Figure record extracts:
######

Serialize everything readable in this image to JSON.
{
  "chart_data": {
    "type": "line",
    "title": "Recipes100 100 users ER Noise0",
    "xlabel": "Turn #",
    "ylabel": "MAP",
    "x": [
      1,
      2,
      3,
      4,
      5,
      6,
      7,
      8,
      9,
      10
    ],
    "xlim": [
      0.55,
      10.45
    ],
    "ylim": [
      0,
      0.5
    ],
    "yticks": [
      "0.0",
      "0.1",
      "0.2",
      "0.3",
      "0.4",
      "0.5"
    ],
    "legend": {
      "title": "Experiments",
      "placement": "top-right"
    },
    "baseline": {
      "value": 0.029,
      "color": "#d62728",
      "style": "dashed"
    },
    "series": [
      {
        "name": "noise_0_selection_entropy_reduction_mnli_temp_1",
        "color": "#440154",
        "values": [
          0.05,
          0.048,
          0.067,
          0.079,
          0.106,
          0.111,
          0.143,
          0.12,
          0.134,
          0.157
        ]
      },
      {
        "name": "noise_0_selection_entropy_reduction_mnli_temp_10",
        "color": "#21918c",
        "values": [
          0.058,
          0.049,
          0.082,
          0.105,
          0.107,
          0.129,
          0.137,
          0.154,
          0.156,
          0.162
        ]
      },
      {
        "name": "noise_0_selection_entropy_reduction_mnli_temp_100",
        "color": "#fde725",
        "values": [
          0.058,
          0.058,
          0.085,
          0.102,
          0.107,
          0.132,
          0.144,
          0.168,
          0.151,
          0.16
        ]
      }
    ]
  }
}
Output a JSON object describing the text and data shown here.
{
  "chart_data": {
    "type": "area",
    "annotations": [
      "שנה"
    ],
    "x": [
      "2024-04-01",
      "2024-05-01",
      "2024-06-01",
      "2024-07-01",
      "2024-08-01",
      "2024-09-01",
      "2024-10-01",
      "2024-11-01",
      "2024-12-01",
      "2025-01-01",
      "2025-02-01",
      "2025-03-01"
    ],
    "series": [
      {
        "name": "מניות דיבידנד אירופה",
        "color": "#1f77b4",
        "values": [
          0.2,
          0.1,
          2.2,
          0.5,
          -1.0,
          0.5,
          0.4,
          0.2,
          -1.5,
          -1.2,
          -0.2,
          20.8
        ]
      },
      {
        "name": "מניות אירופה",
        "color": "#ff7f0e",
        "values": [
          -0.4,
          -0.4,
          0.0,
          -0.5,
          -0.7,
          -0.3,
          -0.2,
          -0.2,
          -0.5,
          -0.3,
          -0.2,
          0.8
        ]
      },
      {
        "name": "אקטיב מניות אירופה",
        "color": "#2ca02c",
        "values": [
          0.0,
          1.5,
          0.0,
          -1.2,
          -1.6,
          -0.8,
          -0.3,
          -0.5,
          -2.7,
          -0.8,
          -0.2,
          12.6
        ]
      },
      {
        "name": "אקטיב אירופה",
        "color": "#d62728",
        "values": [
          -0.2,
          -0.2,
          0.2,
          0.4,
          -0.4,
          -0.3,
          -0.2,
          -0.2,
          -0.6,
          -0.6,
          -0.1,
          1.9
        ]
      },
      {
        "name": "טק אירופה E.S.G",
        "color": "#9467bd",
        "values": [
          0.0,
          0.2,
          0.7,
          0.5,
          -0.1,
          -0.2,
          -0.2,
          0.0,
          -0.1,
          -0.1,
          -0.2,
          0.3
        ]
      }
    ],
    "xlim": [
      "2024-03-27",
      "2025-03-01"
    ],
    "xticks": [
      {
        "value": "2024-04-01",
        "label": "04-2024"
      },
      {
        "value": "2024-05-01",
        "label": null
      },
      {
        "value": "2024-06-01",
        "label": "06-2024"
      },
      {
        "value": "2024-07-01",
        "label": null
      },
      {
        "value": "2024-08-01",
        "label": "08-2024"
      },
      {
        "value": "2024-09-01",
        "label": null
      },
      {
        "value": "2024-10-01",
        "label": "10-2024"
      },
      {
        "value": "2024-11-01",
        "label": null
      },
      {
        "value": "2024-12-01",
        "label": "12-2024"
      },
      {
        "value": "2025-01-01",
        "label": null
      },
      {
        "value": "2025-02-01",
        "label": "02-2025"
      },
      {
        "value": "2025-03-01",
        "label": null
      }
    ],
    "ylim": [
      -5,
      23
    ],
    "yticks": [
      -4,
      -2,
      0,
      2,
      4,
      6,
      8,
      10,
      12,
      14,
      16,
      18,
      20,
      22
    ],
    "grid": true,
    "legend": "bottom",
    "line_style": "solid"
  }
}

######

Your objective: Scan the data for the word "name" and copy every line where it shows up.

Written solution:
        "name": "noise_0_selection_entropy_reduction_mnli_temp_1",
        "name": "noise_0_selection_entropy_reduction_mnli_temp_10",
        "name": "noise_0_selection_entropy_reduction_mnli_temp_100",
        "name": "מניות דיבידנד אירופה",
        "name": "מניות אירופה",
        "name": "אקטיב מניות אירופה",
        "name": "אקטיב אירופה",
        "name": "טק אירופה E.S.G",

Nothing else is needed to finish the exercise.